- Records provided:

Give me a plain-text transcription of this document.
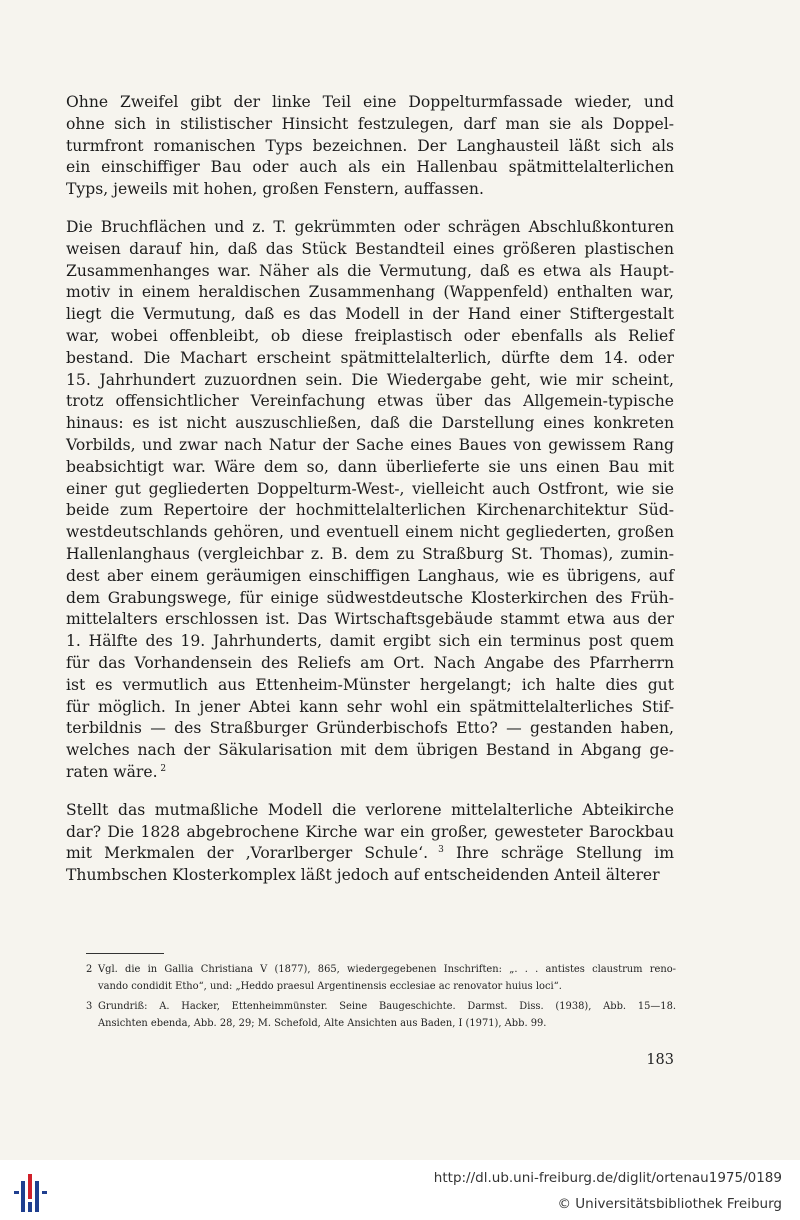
Ohne Zweifel gibt der linke Teil eine Doppelturmfassade wieder, und
ohne sich in stilistischer Hinsicht festzulegen, darf man sie als Doppel-
turmfront romanischen Typs bezeichnen. Der Langhausteil läßt sich als
ein einschiffiger Bau oder auch als ein Hallenbau spätmittelalterlichen
Typs, jeweils mit hohen, großen Fenstern, auffassen.

Die Bruchflächen und z. T. gekrümmten oder schrägen Abschlußkonturen
weisen darauf hin, daß das Stück Bestandteil eines größeren plastischen
Zusammenhanges war. Näher als die Vermutung, daß es etwa als Haupt-
motiv in einem heraldischen Zusammenhang (Wappenfeld) enthalten war,
liegt die Vermutung, daß es das Modell in der Hand einer Stiftergestalt
war, wobei offenbleibt, ob diese freiplastisch oder ebenfalls als Relief
bestand. Die Machart erscheint spätmittelalterlich, dürfte dem 14. oder
15. Jahrhundert zuzuordnen sein. Die Wiedergabe geht, wie mir scheint,
trotz offensichtlicher Vereinfachung etwas über das Allgemein-typische
hinaus: es ist nicht auszuschließen, daß die Darstellung eines konkreten
Vorbilds, und zwar nach Natur der Sache eines Baues von gewissem Rang
beabsichtigt war. Wäre dem so, dann überlieferte sie uns einen Bau mit
einer gut gegliederten Doppelturm-West-, vielleicht auch Ostfront, wie sie
beide zum Repertoire der hochmittelalterlichen Kirchenarchitektur Süd-
westdeutschlands gehören, und eventuell einem nicht gegliederten, großen
Hallenlanghaus (vergleichbar z. B. dem zu Straßburg St. Thomas), zumin-
dest aber einem geräumigen einschiffigen Langhaus, wie es übrigens, auf
dem Grabungswege, für einige südwestdeutsche Klosterkirchen des Früh-
mittelalters erschlossen ist. Das Wirtschaftsgebäude stammt etwa aus der
1. Hälfte des 19. Jahrhunderts, damit ergibt sich ein terminus post quem
für das Vorhandensein des Reliefs am Ort. Nach Angabe des Pfarrherrn
ist es vermutlich aus Ettenheim-Münster hergelangt; ich halte dies gut
für möglich. In jener Abtei kann sehr wohl ein spätmittelalterliches Stif-
terbildnis — des Straßburger Gründerbischofs Etto? — gestanden haben,
welches nach der Säkularisation mit dem übrigen Bestand in Abgang ge-
raten wäre. $^2$

Stellt das mutmaßliche Modell die verlorene mittelalterliche Abteikirche
dar? Die 1828 abgebrochene Kirche war ein großer, gewesteter Barockbau
mit Merkmalen der ‚Vorarlberger Schule‘. $^3$ Ihre schräge Stellung im
Thumbschen Klosterkomplex läßt jedoch auf entscheidenden Anteil älterer

2 Vgl. die in Gallia Christiana V (1877), 865, wiedergegebenen Inschriften: „. . . antistes claustrum reno-
vando condidit Etho“, und: „Heddo praesul Argentinensis ecclesiae ac renovator huius loci“.
3 Grundriß: A. Hacker, Ettenheimmünster. Seine Baugeschichte. Darmst. Diss. (1938), Abb. 15—18.
Ansichten ebenda, Abb. 28, 29; M. Schefold, Alte Ansichten aus Baden, I (1971), Abb. 99.
183
http://dl.ub.uni-freiburg.de/diglit/ortenau1975/0189
© Universitätsbibliothek Freiburg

- The exercise: Repeat verbatim all the material, but not the pictures.

- Task solution:
Give me a plain-text transcription of this document.
Ohne Zweifel gibt der linke Teil eine Doppelturmfassade wieder, und
ohne sich in stilistischer Hinsicht festzulegen, darf man sie als Doppel-
turmfront romanischen Typs bezeichnen. Der Langhausteil läßt sich als
ein einschiffiger Bau oder auch als ein Hallenbau spätmittelalterlichen
Typs, jeweils mit hohen, großen Fenstern, auffassen.

Die Bruchflächen und z. T. gekrümmten oder schrägen Abschlußkonturen
weisen darauf hin, daß das Stück Bestandteil eines größeren plastischen
Zusammenhanges war. Näher als die Vermutung, daß es etwa als Haupt-
motiv in einem heraldischen Zusammenhang (Wappenfeld) enthalten war,
liegt die Vermutung, daß es das Modell in der Hand einer Stiftergestalt
war, wobei offenbleibt, ob diese freiplastisch oder ebenfalls als Relief
bestand. Die Machart erscheint spätmittelalterlich, dürfte dem 14. oder
15. Jahrhundert zuzuordnen sein. Die Wiedergabe geht, wie mir scheint,
trotz offensichtlicher Vereinfachung etwas über das Allgemein-typische
hinaus: es ist nicht auszuschließen, daß die Darstellung eines konkreten
Vorbilds, und zwar nach Natur der Sache eines Baues von gewissem Rang
beabsichtigt war. Wäre dem so, dann überlieferte sie uns einen Bau mit
einer gut gegliederten Doppelturm-West-, vielleicht auch Ostfront, wie sie
beide zum Repertoire der hochmittelalterlichen Kirchenarchitektur Süd-
westdeutschlands gehören, und eventuell einem nicht gegliederten, großen
Hallenlanghaus (vergleichbar z. B. dem zu Straßburg St. Thomas), zumin-
dest aber einem geräumigen einschiffigen Langhaus, wie es übrigens, auf
dem Grabungswege, für einige südwestdeutsche Klosterkirchen des Früh-
mittelalters erschlossen ist. Das Wirtschaftsgebäude stammt etwa aus der
1. Hälfte des 19. Jahrhunderts, damit ergibt sich ein terminus post quem
für das Vorhandensein des Reliefs am Ort. Nach Angabe des Pfarrherrn
ist es vermutlich aus Ettenheim-Münster hergelangt; ich halte dies gut
für möglich. In jener Abtei kann sehr wohl ein spätmittelalterliches Stif-
terbildnis — des Straßburger Gründerbischofs Etto? — gestanden haben,
welches nach der Säkularisation mit dem übrigen Bestand in Abgang ge-
raten wäre. $^2$

Stellt das mutmaßliche Modell die verlorene mittelalterliche Abteikirche
dar? Die 1828 abgebrochene Kirche war ein großer, gewesteter Barockbau
mit Merkmalen der ‚Vorarlberger Schule‘. $^3$ Ihre schräge Stellung im
Thumbschen Klosterkomplex läßt jedoch auf entscheidenden Anteil älterer

2 Vgl. die in Gallia Christiana V (1877), 865, wiedergegebenen Inschriften: „. . . antistes claustrum reno-
vando condidit Etho“, und: „Heddo praesul Argentinensis ecclesiae ac renovator huius loci“.
3 Grundriß: A. Hacker, Ettenheimmünster. Seine Baugeschichte. Darmst. Diss. (1938), Abb. 15—18.
Ansichten ebenda, Abb. 28, 29; M. Schefold, Alte Ansichten aus Baden, I (1971), Abb. 99.
183
http://dl.ub.uni-freiburg.de/diglit/ortenau1975/0189
© Universitätsbibliothek Freiburg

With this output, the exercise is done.